> [The problem]
Could you transcribe every record below exactly as written, leaving out any pictures?

————

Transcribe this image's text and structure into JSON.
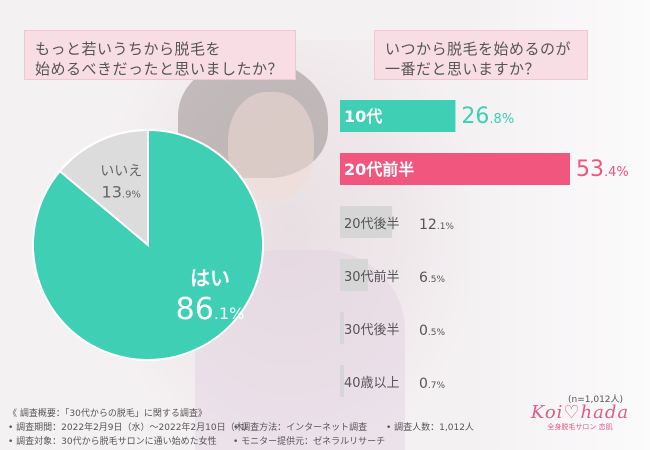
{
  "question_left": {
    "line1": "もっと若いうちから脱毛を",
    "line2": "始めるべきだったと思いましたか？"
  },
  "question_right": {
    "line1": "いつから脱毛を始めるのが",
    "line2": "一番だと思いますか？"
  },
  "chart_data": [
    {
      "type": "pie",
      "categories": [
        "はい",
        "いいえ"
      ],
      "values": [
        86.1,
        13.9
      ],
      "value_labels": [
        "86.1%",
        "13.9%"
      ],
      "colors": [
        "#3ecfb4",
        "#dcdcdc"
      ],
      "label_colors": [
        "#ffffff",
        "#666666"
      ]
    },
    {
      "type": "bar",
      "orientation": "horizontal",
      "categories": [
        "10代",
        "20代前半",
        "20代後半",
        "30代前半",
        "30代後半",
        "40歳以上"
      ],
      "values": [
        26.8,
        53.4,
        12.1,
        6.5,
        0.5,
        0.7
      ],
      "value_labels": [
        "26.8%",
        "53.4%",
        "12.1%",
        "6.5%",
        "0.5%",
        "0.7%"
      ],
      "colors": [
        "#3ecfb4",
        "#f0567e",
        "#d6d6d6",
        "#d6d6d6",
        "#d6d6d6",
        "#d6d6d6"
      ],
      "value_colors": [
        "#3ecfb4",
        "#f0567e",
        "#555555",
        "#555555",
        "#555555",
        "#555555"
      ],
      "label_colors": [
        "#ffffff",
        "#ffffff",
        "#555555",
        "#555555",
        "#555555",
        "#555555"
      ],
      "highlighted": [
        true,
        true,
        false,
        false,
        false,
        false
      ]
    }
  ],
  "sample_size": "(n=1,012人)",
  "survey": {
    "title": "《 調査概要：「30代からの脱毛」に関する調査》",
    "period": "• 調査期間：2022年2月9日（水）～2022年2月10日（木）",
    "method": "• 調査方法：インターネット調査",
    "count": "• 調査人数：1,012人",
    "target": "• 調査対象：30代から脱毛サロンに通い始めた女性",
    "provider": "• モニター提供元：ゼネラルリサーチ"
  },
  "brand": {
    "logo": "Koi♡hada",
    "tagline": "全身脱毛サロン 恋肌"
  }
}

————

> [In response]
Transcribe this image's text and structure into JSON.
{
  "question_left": {
    "line1": "もっと若いうちから脱毛を",
    "line2": "始めるべきだったと思いましたか？"
  },
  "question_right": {
    "line1": "いつから脱毛を始めるのが",
    "line2": "一番だと思いますか？"
  },
  "chart_data": [
    {
      "type": "pie",
      "categories": [
        "はい",
        "いいえ"
      ],
      "values": [
        86.1,
        13.9
      ],
      "value_labels": [
        "86.1%",
        "13.9%"
      ],
      "colors": [
        "#3ecfb4",
        "#dcdcdc"
      ],
      "label_colors": [
        "#ffffff",
        "#666666"
      ]
    },
    {
      "type": "bar",
      "orientation": "horizontal",
      "categories": [
        "10代",
        "20代前半",
        "20代後半",
        "30代前半",
        "30代後半",
        "40歳以上"
      ],
      "values": [
        26.8,
        53.4,
        12.1,
        6.5,
        0.5,
        0.7
      ],
      "value_labels": [
        "26.8%",
        "53.4%",
        "12.1%",
        "6.5%",
        "0.5%",
        "0.7%"
      ],
      "colors": [
        "#3ecfb4",
        "#f0567e",
        "#d6d6d6",
        "#d6d6d6",
        "#d6d6d6",
        "#d6d6d6"
      ],
      "value_colors": [
        "#3ecfb4",
        "#f0567e",
        "#555555",
        "#555555",
        "#555555",
        "#555555"
      ],
      "label_colors": [
        "#ffffff",
        "#ffffff",
        "#555555",
        "#555555",
        "#555555",
        "#555555"
      ],
      "highlighted": [
        true,
        true,
        false,
        false,
        false,
        false
      ]
    }
  ],
  "sample_size": "(n=1,012人)",
  "survey": {
    "title": "《 調査概要：「30代からの脱毛」に関する調査》",
    "period": "• 調査期間：2022年2月9日（水）～2022年2月10日（木）",
    "method": "• 調査方法：インターネット調査",
    "count": "• 調査人数：1,012人",
    "target": "• 調査対象：30代から脱毛サロンに通い始めた女性",
    "provider": "• モニター提供元：ゼネラルリサーチ"
  },
  "brand": {
    "logo": "Koi♡hada",
    "tagline": "全身脱毛サロン 恋肌"
  }
}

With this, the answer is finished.